>> start SOURCE DATA

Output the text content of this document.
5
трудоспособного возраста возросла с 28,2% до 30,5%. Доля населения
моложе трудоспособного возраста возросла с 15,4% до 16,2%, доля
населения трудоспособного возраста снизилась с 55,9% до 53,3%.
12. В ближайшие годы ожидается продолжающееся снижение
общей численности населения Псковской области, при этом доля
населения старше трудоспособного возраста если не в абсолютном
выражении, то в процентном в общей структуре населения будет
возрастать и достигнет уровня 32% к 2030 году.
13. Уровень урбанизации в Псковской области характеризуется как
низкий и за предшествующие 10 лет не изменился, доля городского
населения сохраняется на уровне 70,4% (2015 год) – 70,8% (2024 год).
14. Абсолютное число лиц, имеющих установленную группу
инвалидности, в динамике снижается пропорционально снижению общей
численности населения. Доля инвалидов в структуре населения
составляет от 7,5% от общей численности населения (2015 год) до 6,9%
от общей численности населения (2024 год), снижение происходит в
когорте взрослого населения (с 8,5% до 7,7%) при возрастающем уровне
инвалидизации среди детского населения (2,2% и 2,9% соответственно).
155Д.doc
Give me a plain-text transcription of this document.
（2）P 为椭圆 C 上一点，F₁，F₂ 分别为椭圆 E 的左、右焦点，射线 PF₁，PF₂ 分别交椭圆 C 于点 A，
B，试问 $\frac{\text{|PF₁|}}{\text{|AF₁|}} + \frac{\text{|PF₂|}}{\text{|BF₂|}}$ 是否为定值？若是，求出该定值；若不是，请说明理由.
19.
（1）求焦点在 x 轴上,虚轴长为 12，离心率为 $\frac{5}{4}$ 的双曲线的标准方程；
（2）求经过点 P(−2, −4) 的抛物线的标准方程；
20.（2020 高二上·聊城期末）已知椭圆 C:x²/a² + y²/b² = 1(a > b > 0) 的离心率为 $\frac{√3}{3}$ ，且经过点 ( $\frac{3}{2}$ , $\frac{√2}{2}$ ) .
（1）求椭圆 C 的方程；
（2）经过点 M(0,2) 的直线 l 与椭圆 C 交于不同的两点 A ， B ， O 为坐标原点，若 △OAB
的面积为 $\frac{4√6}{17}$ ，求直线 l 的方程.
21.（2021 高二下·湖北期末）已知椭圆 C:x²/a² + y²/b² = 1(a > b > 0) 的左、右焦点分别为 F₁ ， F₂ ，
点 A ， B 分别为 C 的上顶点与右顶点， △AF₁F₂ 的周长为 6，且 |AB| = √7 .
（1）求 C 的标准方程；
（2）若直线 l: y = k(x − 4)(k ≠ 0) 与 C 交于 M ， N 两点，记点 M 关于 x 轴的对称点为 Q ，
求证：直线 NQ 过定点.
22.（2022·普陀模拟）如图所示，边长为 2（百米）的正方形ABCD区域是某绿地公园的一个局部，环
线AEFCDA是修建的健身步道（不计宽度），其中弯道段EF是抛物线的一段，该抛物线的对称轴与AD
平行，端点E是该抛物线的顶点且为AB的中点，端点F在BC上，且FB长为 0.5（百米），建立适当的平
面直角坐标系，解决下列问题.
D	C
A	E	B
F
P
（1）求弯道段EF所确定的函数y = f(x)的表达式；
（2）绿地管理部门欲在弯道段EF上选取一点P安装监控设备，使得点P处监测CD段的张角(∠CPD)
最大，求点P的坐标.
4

>> end SOURCE DATA

[EXERCISE PROMPT]
Extract the data exactly as given.

[ANSWER TO THIS EXERCISE]
Output the text content of this document.
5
трудоспособного возраста возросла с 28,2% до 30,5%. Доля населения
моложе трудоспособного возраста возросла с 15,4% до 16,2%, доля
населения трудоспособного возраста снизилась с 55,9% до 53,3%.
12. В ближайшие годы ожидается продолжающееся снижение
общей численности населения Псковской области, при этом доля
населения старше трудоспособного возраста если не в абсолютном
выражении, то в процентном в общей структуре населения будет
возрастать и достигнет уровня 32% к 2030 году.
13. Уровень урбанизации в Псковской области характеризуется как
низкий и за предшествующие 10 лет не изменился, доля городского
населения сохраняется на уровне 70,4% (2015 год) – 70,8% (2024 год).
14. Абсолютное число лиц, имеющих установленную группу
инвалидности, в динамике снижается пропорционально снижению общей
численности населения. Доля инвалидов в структуре населения
составляет от 7,5% от общей численности населения (2015 год) до 6,9%
от общей численности населения (2024 год), снижение происходит в
когорте взрослого населения (с 8,5% до 7,7%) при возрастающем уровне
инвалидизации среди детского населения (2,2% и 2,9% соответственно).
155Д.doc
Give me a plain-text transcription of this document.
（2）P 为椭圆 C 上一点，F₁，F₂ 分别为椭圆 E 的左、右焦点，射线 PF₁，PF₂ 分别交椭圆 C 于点 A，
B，试问 $\frac{\text{|PF₁|}}{\text{|AF₁|}} + \frac{\text{|PF₂|}}{\text{|BF₂|}}$ 是否为定值？若是，求出该定值；若不是，请说明理由.
19.
（1）求焦点在 x 轴上,虚轴长为 12，离心率为 $\frac{5}{4}$ 的双曲线的标准方程；
（2）求经过点 P(−2, −4) 的抛物线的标准方程；
20.（2020 高二上·聊城期末）已知椭圆 C:x²/a² + y²/b² = 1(a > b > 0) 的离心率为 $\frac{√3}{3}$ ，且经过点 ( $\frac{3}{2}$ , $\frac{√2}{2}$ ) .
（1）求椭圆 C 的方程；
（2）经过点 M(0,2) 的直线 l 与椭圆 C 交于不同的两点 A ， B ， O 为坐标原点，若 △OAB
的面积为 $\frac{4√6}{17}$ ，求直线 l 的方程.
21.（2021 高二下·湖北期末）已知椭圆 C:x²/a² + y²/b² = 1(a > b > 0) 的左、右焦点分别为 F₁ ， F₂ ，
点 A ， B 分别为 C 的上顶点与右顶点， △AF₁F₂ 的周长为 6，且 |AB| = √7 .
（1）求 C 的标准方程；
（2）若直线 l: y = k(x − 4)(k ≠ 0) 与 C 交于 M ， N 两点，记点 M 关于 x 轴的对称点为 Q ，
求证：直线 NQ 过定点.
22.（2022·普陀模拟）如图所示，边长为 2（百米）的正方形ABCD区域是某绿地公园的一个局部，环
线AEFCDA是修建的健身步道（不计宽度），其中弯道段EF是抛物线的一段，该抛物线的对称轴与AD
平行，端点E是该抛物线的顶点且为AB的中点，端点F在BC上，且FB长为 0.5（百米），建立适当的平
面直角坐标系，解决下列问题.
D	C
A	E	B
F
P
（1）求弯道段EF所确定的函数y = f(x)的表达式；
（2）绿地管理部门欲在弯道段EF上选取一点P安装监控设备，使得点P处监测CD段的张角(∠CPD)
最大，求点P的坐标.
4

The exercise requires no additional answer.